# AIM OF THE EXERCISE
Copy out all the lines in the records that include the word "topo".

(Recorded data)
━━━━

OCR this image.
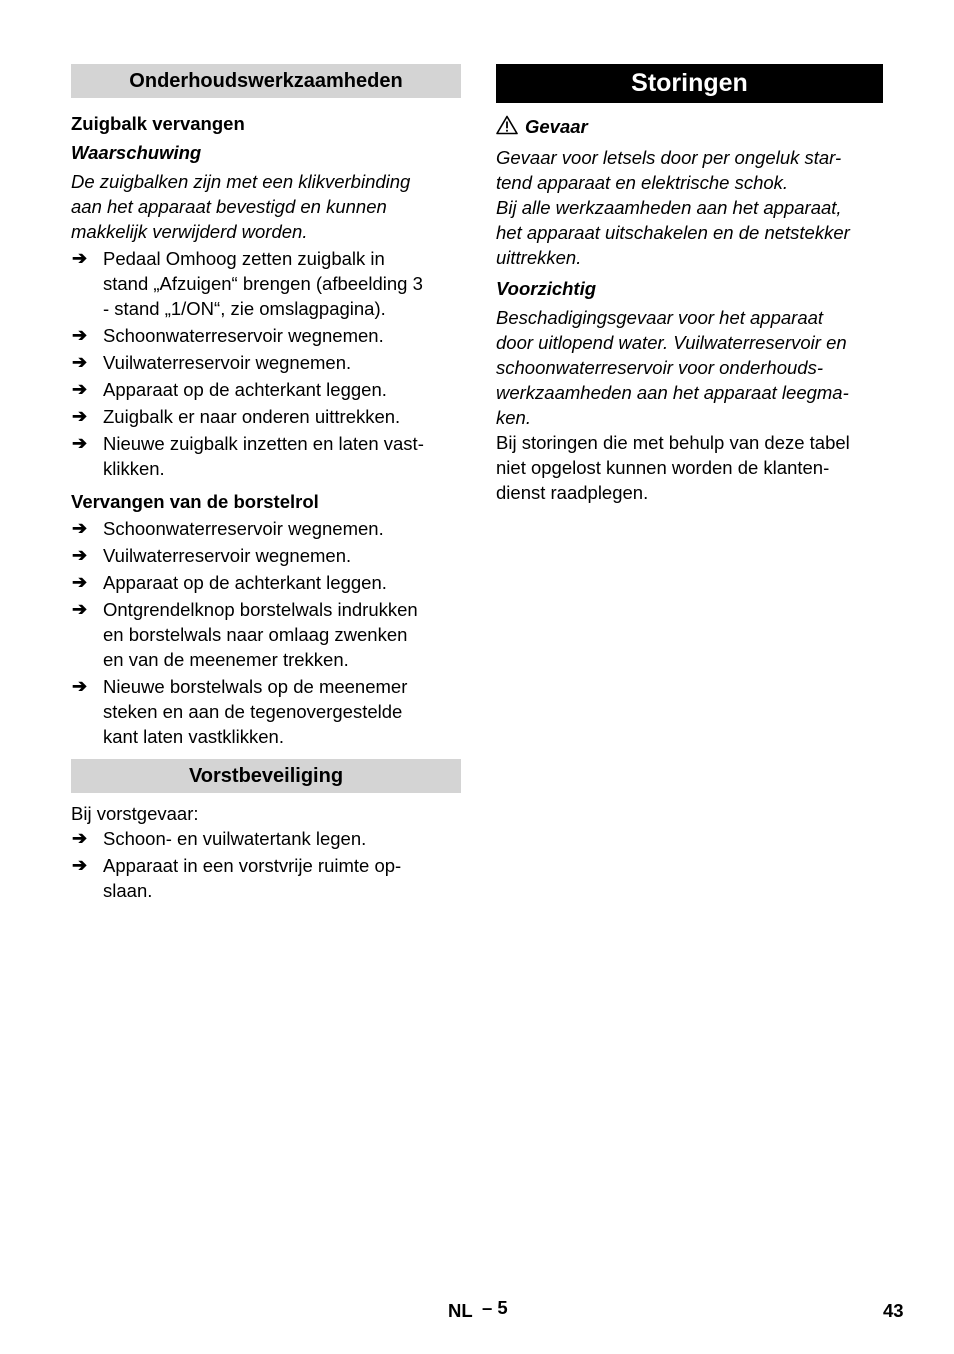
Onderhoudswerkzaamheden
Zuigbalk vervangen
Waarschuwing
De zuigbalken zijn met een klikverbinding
aan het apparaat bevestigd en kunnen
makkelijk verwijderd worden.
➔ Pedaal Omhoog zetten zuigbalk in
stand „Afzuigen“ brengen (afbeelding 3
- stand „1/ON“, zie omslagpagina).
➔ Schoonwaterreservoir wegnemen.
➔ Vuilwaterreservoir wegnemen.
➔ Apparaat op de achterkant leggen.
➔ Zuigbalk er naar onderen uittrekken.
➔ Nieuwe zuigbalk inzetten en laten vast-
klikken.
Vervangen van de borstelrol
➔ Schoonwaterreservoir wegnemen.
➔ Vuilwaterreservoir wegnemen.
➔ Apparaat op de achterkant leggen.
➔ Ontgrendelknop borstelwals indrukken
en borstelwals naar omlaag zwenken
en van de meenemer trekken.
➔ Nieuwe borstelwals op de meenemer
steken en aan de tegenovergestelde
kant laten vastklikken.
Vorstbeveiliging
Bij vorstgevaar:
➔ Schoon- en vuilwatertank legen.
➔ Apparaat in een vorstvrije ruimte op-
slaan.
Storingen
Gevaar
Gevaar voor letsels door per ongeluk star-
tend apparaat en elektrische schok.
Bij alle werkzaamheden aan het apparaat,
het apparaat uitschakelen en de netstekker
uittrekken.
Voorzichtig
Beschadigingsgevaar voor het apparaat
door uitlopend water. Vuilwaterreservoir en
schoonwaterreservoir voor onderhouds-
werkzaamheden aan het apparaat leegma-
ken.
Bij storingen die met behulp van deze tabel
niet opgelost kunnen worden de klanten-
dienst raadplegen.
NL – 5	43
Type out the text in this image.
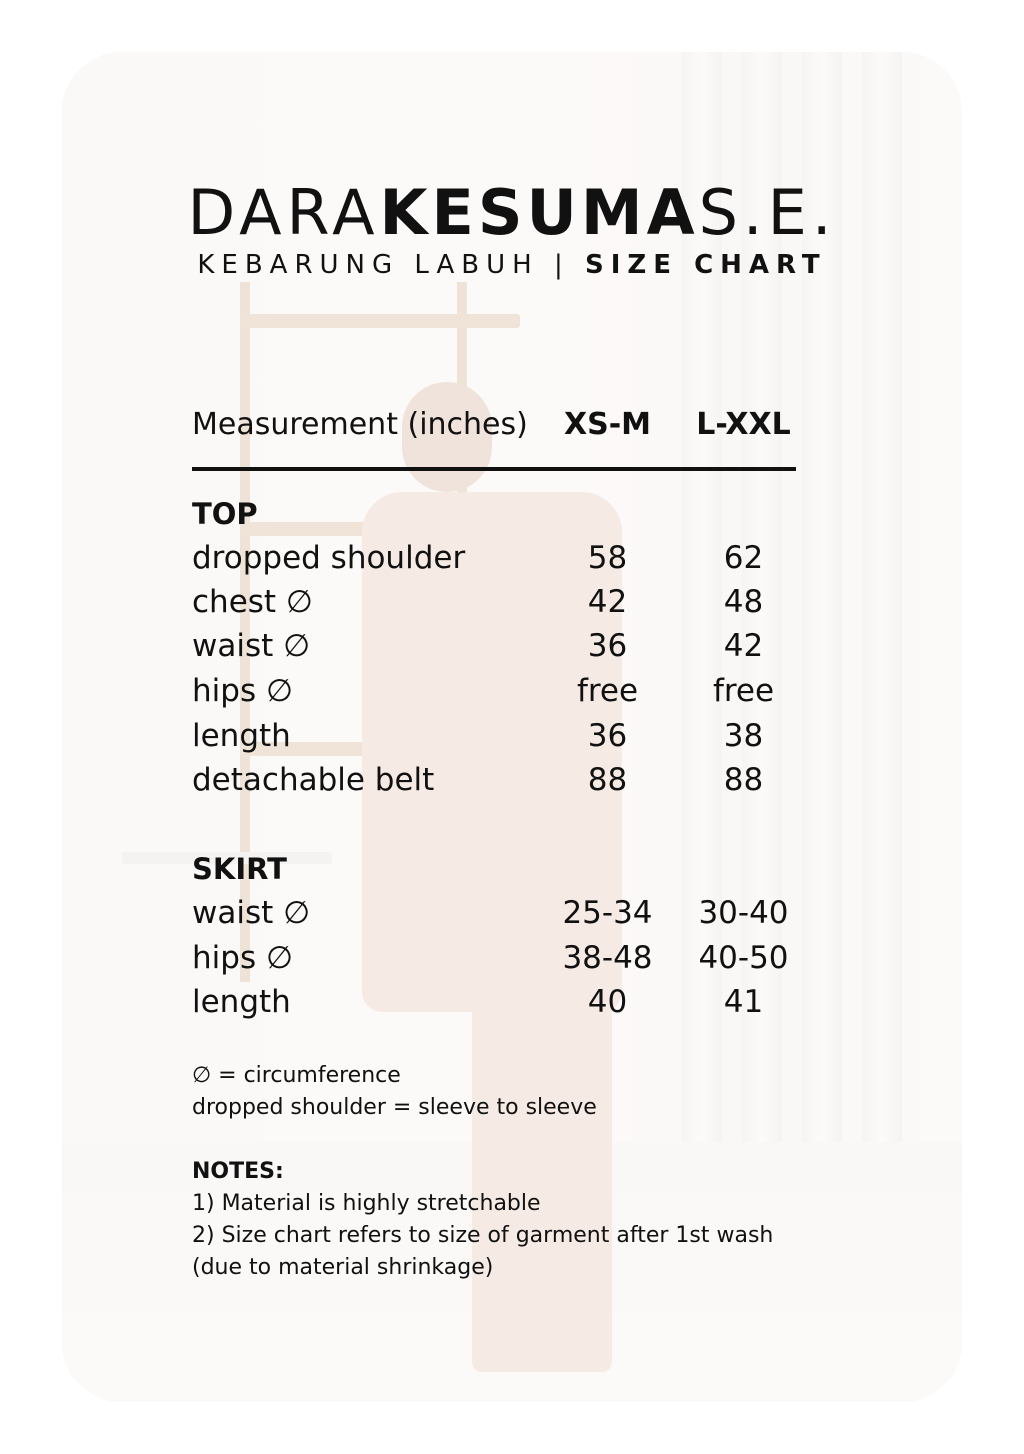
DARAKESUMAS.E.
KEBARUNG LABUH | SIZE CHART
Measurement (inches)	XS-M	L-XXL
TOP
dropped shoulder	58	62
chest ∅	42	48
waist ∅	36	42
hips ∅	free	free
length	36	38
detachable belt	88	88
SKIRT
waist ∅	25-34	30-40
hips ∅	38-48	40-50
length	40	41
∅ = circumference
dropped shoulder = sleeve to sleeve
NOTES:
1) Material is highly stretchable
2) Size chart refers to size of garment after 1st wash
(due to material shrinkage)
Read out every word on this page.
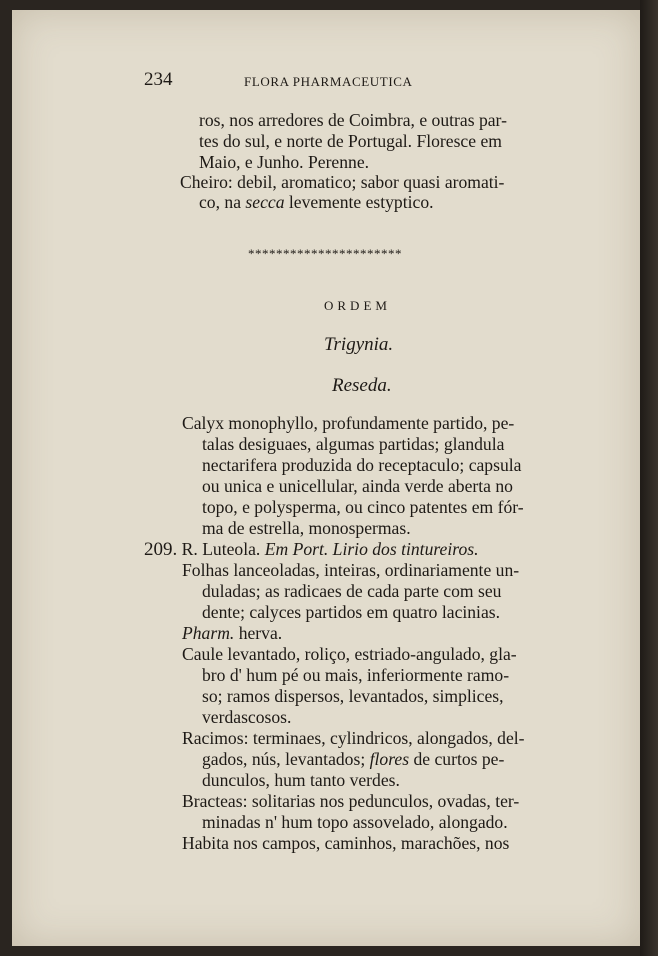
234	FLORA PHARMACEUTICA
ros, nos arredores de Coimbra, e outras par-
tes do sul, e norte de Portugal. Floresce em
Maio, e Junho. Perenne.
Cheiro: debil, aromatico; sabor quasi aromati-
co, na secca levemente estyptico.
**********************
ORDEM
Trigynia.
Reseda.
Calyx monophyllo, profundamente partido, pe-
talas desiguaes, algumas partidas; glandula
nectarifera produzida do receptaculo; capsula
ou unica e unicellular, ainda verde aberta no
topo, e polysperma, ou cinco patentes em fór-
ma de estrella, monospermas.
209. R. Luteola. Em Port. Lirio dos tintureiros.
Folhas lanceoladas, inteiras, ordinariamente un-
duladas; as radicaes de cada parte com seu
dente; calyces partidos em quatro lacinias.
Pharm. herva.
Caule levantado, roliço, estriado-angulado, gla-
bro d' hum pé ou mais, inferiormente ramo-
so; ramos dispersos, levantados, simplices,
verdascosos.
Racimos: terminaes, cylindricos, alongados, del-
gados, nús, levantados; flores de curtos pe-
dunculos, hum tanto verdes.
Bracteas: solitarias nos pedunculos, ovadas, ter-
minadas n' hum topo assovelado, alongado.
Habita nos campos, caminhos, marachões, nos
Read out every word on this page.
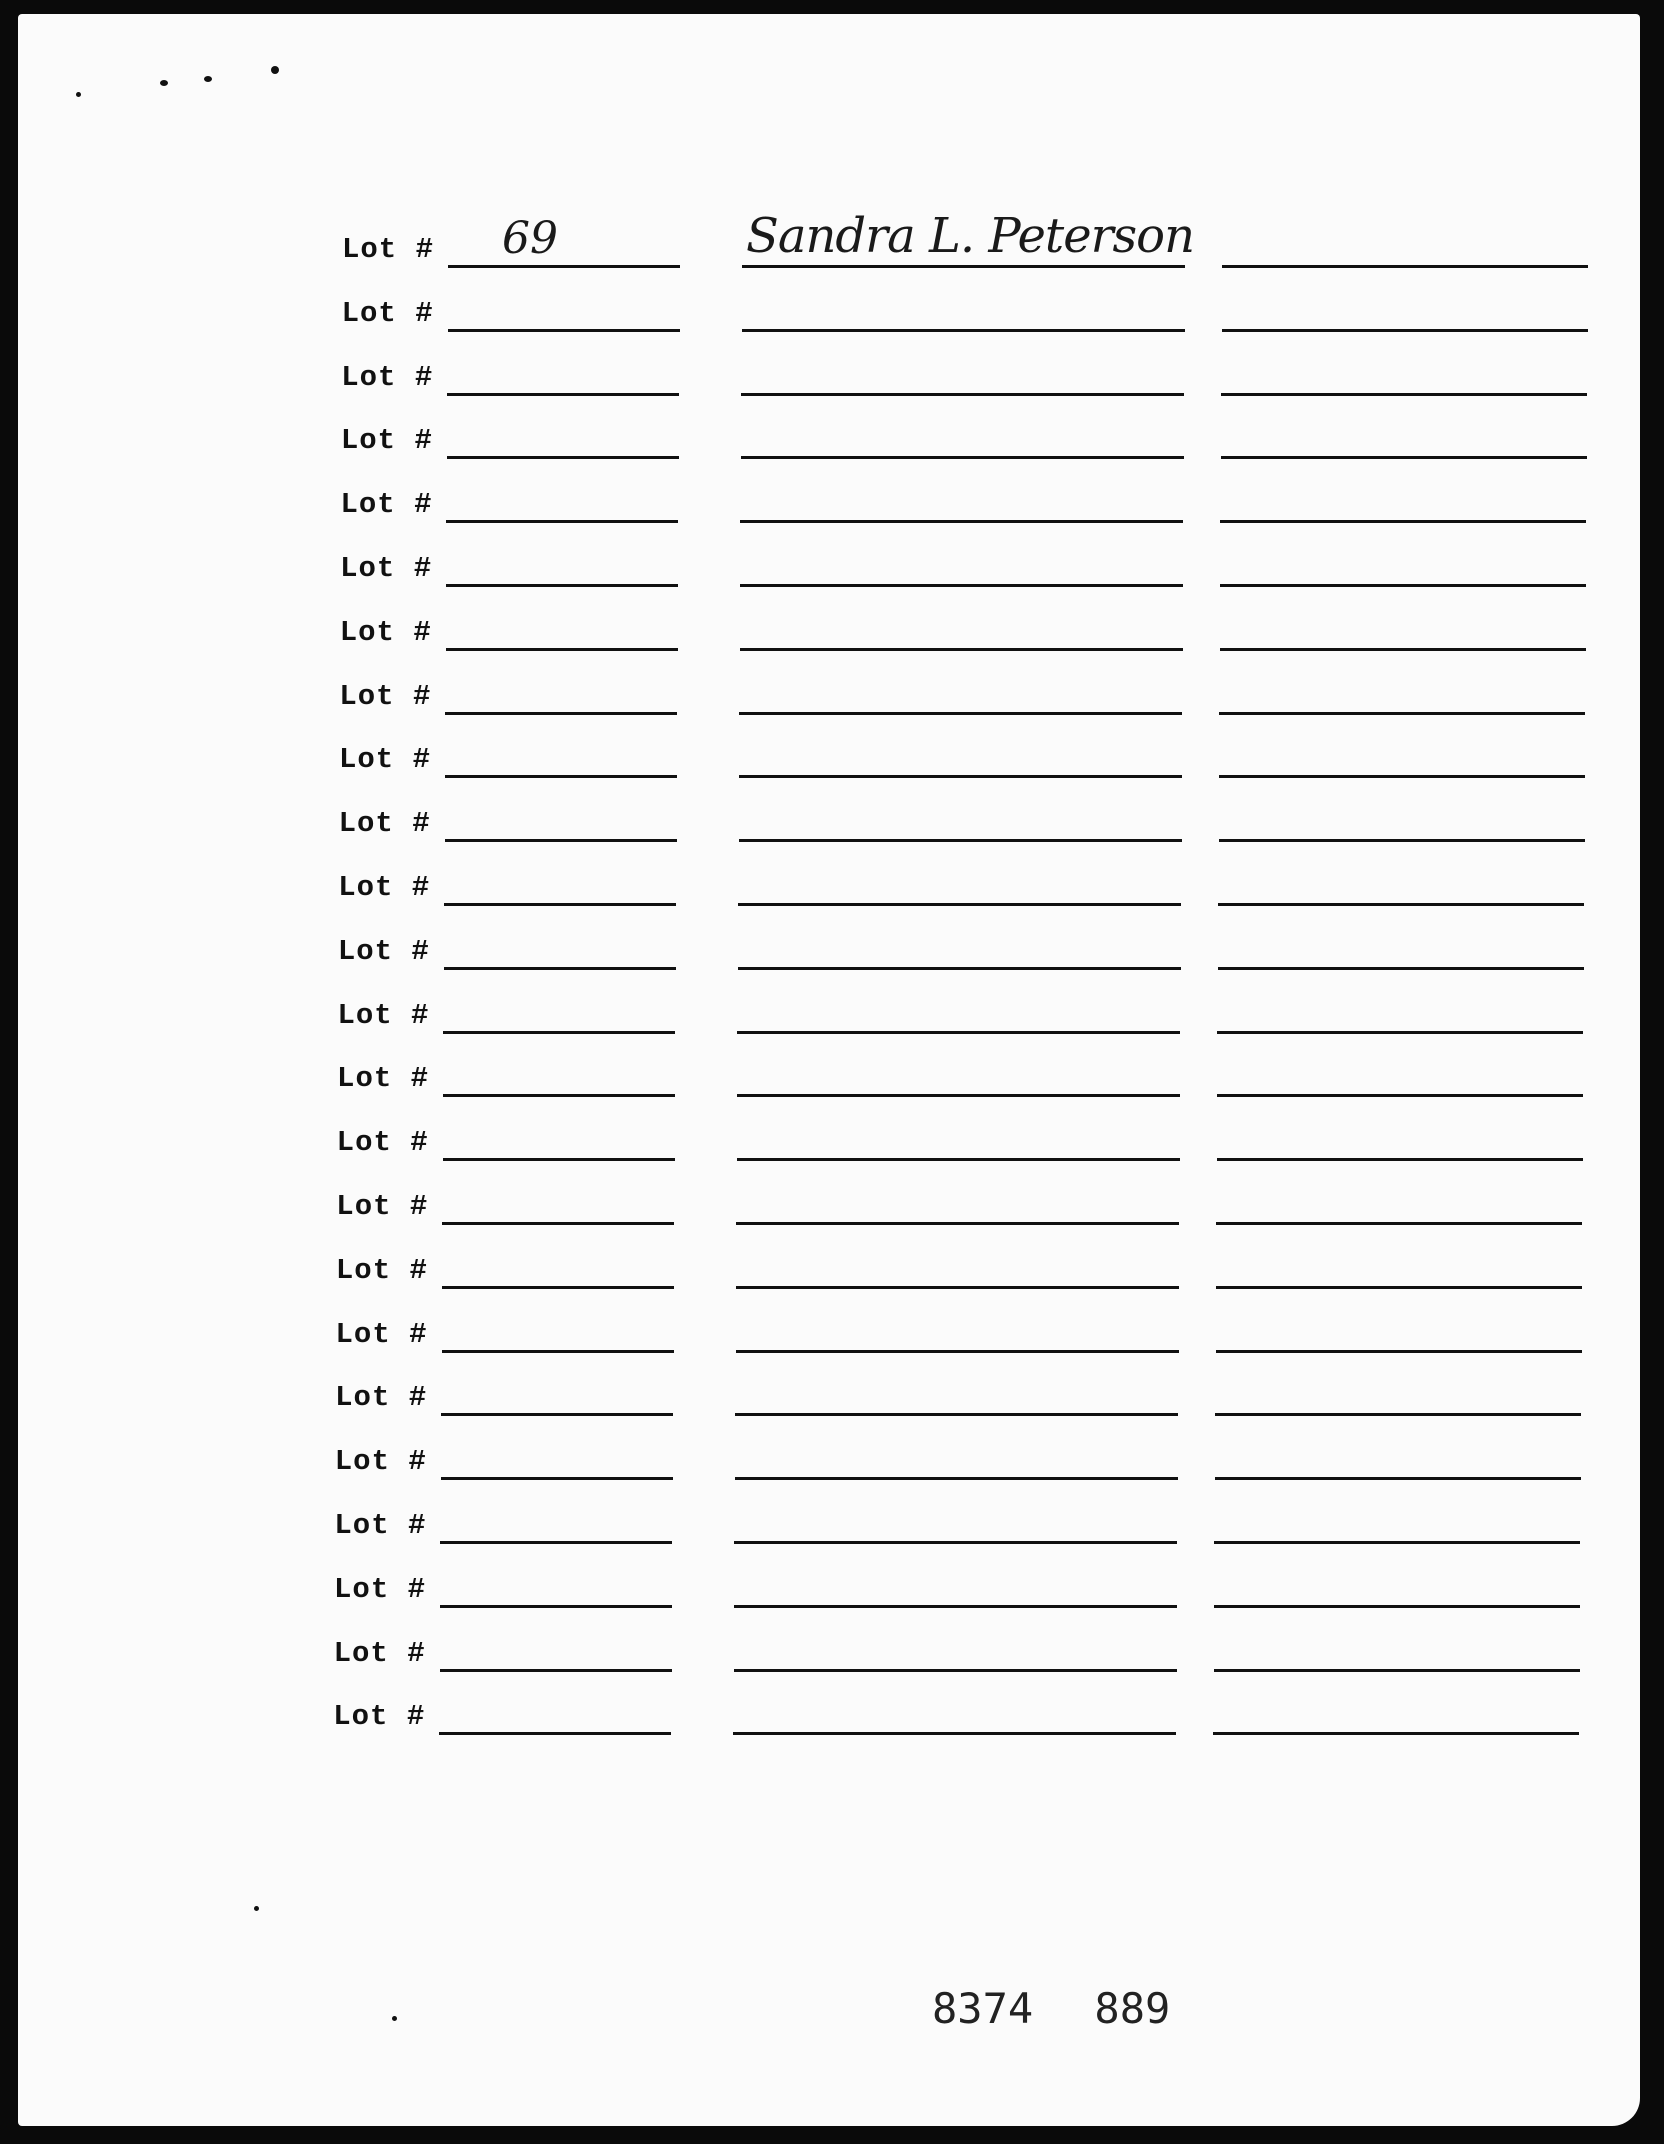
Lot # 69	Sandra L. Peterson
Lot #
Lot #
Lot #
Lot #
Lot #
Lot #
Lot #
Lot #
Lot #
Lot #
Lot #
Lot #
Lot #
Lot #
Lot #
Lot #
Lot #
Lot #
Lot #
Lot #
Lot #
Lot #
Lot #
8374 889
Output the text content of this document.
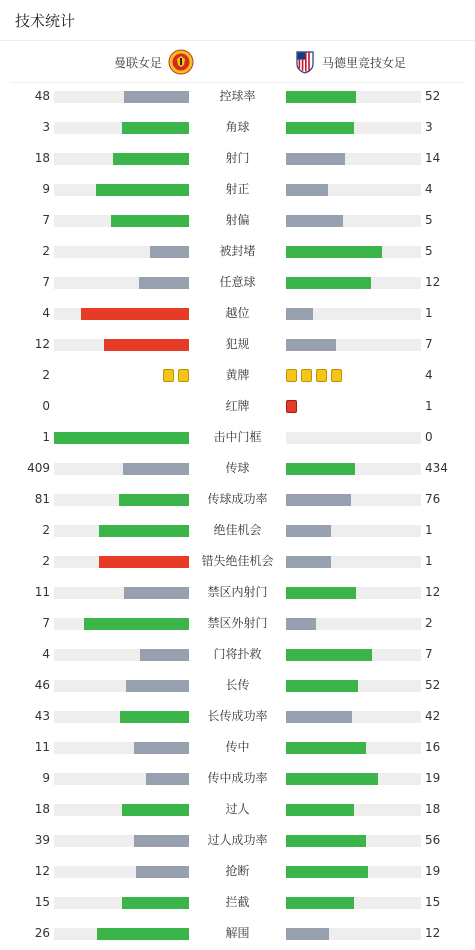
技术统计
曼联女足	马德里竞技女足
48	控球率	52
3	角球	3
18	射门	14
9	射正	4
7	射偏	5
2	被封堵	5
7	任意球	12
4	越位	1
12	犯规	7
2	黄牌	4
0	红牌	1
1	击中门框	0
409	传球	434
81	传球成功率	76
2	绝佳机会	1
2	错失绝佳机会	1
11	禁区内射门	12
7	禁区外射门	2
4	门将扑救	7
46	长传	52
43	长传成功率	42
11	传中	16
9	传中成功率	19
18	过人	18
39	过人成功率	56
12	抢断	19
15	拦截	15
26	解围	12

━━━━

# EXERCISE OUTPUT
topo, e polysperma, ou cinco patentes em fór-
minadas n' hum topo assovelado, alongado.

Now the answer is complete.